++++ Extracted material

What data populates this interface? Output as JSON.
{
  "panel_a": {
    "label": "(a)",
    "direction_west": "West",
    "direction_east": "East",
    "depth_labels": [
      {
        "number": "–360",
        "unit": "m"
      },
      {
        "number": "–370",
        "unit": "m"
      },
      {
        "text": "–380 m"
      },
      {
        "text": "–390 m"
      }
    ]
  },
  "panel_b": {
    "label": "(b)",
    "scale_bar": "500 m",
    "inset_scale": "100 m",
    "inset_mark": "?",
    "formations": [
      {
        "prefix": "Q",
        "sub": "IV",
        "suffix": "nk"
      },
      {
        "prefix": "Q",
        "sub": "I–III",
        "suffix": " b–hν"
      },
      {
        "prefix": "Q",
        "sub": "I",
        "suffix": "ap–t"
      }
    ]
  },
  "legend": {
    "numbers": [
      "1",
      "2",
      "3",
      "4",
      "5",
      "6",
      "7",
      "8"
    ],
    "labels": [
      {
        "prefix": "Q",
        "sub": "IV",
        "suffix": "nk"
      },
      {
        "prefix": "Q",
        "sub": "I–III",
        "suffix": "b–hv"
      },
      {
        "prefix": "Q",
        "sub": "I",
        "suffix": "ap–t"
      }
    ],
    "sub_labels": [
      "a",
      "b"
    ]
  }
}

++++++++
++++ Extracted material

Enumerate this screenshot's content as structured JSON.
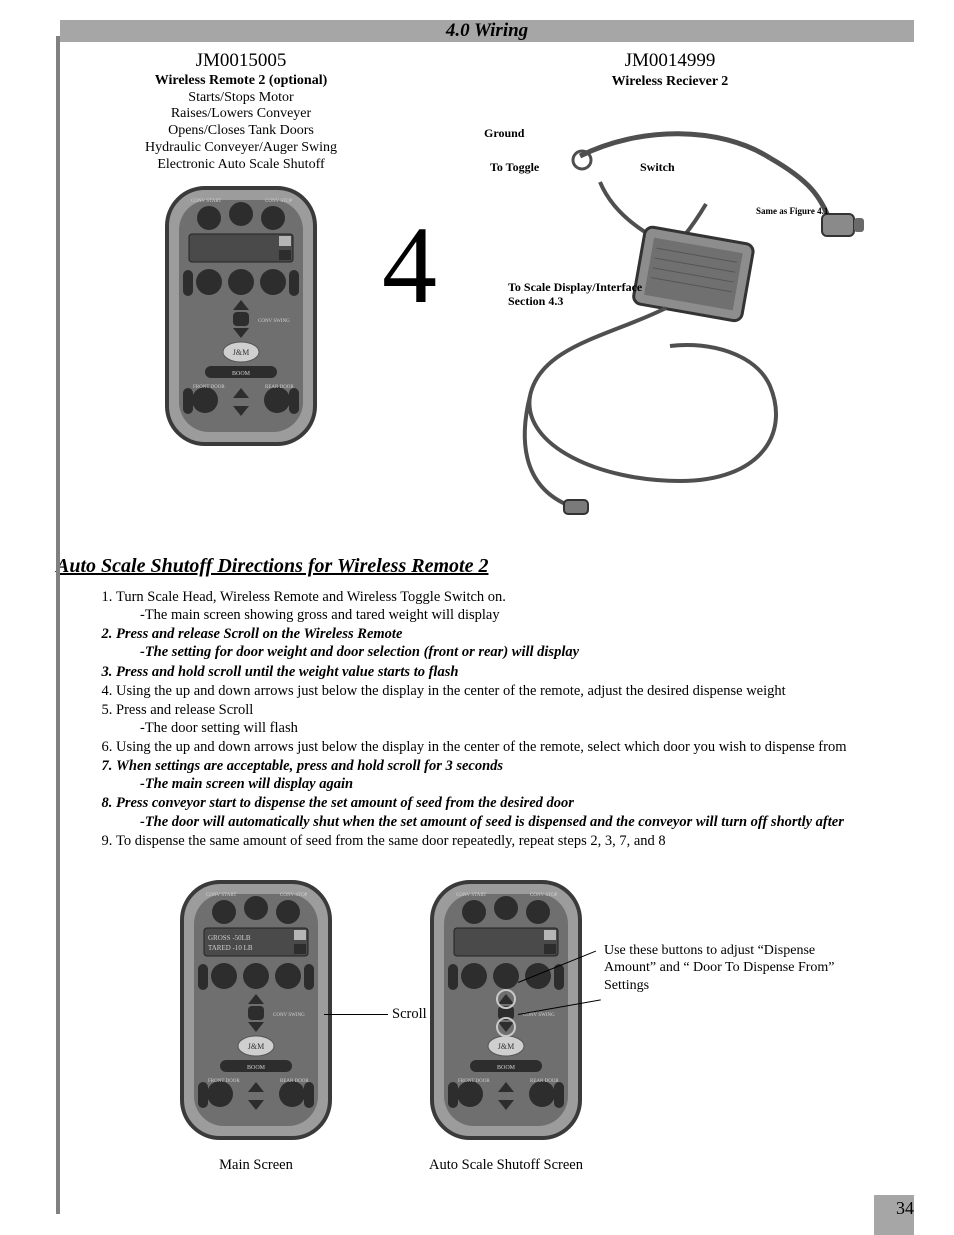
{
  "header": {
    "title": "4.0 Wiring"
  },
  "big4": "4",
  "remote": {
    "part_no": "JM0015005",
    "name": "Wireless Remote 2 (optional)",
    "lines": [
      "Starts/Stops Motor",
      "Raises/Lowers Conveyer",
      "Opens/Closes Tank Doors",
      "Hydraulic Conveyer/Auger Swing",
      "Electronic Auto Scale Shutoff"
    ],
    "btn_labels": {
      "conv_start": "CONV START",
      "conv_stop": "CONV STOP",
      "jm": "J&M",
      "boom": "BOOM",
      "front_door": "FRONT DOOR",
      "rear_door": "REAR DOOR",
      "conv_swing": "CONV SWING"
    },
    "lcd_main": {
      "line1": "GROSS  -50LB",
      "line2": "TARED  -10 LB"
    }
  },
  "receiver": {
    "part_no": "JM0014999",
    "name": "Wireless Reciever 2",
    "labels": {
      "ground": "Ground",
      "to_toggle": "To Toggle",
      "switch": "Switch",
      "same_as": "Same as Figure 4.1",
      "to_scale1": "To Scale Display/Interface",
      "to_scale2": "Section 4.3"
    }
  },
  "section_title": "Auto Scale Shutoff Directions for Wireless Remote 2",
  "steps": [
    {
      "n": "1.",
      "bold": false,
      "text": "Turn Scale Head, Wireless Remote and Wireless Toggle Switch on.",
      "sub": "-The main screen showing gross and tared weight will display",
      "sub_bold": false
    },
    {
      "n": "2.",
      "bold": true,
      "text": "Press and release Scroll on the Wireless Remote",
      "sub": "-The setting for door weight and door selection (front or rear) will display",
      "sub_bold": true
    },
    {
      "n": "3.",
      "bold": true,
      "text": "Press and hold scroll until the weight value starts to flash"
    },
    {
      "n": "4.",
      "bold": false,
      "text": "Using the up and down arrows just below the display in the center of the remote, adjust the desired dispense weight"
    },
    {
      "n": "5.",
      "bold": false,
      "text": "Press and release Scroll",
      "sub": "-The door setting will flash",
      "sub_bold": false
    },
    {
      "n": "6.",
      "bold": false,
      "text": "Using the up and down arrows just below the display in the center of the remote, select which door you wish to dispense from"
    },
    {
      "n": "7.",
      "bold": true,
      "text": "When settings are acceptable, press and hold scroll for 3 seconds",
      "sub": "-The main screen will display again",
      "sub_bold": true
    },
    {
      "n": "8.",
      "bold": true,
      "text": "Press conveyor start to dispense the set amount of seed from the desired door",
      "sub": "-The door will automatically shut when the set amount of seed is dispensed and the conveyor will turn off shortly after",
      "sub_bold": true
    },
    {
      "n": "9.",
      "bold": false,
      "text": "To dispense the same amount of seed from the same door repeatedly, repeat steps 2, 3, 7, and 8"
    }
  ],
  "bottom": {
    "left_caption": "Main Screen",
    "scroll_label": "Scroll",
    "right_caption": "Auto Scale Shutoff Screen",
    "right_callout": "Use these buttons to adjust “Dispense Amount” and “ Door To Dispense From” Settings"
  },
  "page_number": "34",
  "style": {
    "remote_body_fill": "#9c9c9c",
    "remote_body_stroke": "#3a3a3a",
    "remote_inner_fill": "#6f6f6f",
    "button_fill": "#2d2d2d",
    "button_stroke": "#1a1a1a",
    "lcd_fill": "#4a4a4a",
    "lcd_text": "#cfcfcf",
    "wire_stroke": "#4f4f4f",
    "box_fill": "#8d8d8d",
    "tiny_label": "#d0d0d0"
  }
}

++++++++

» Task to carry out
In the entries above, count each line with "adjust"; reply with the total only.

» Result of this task
2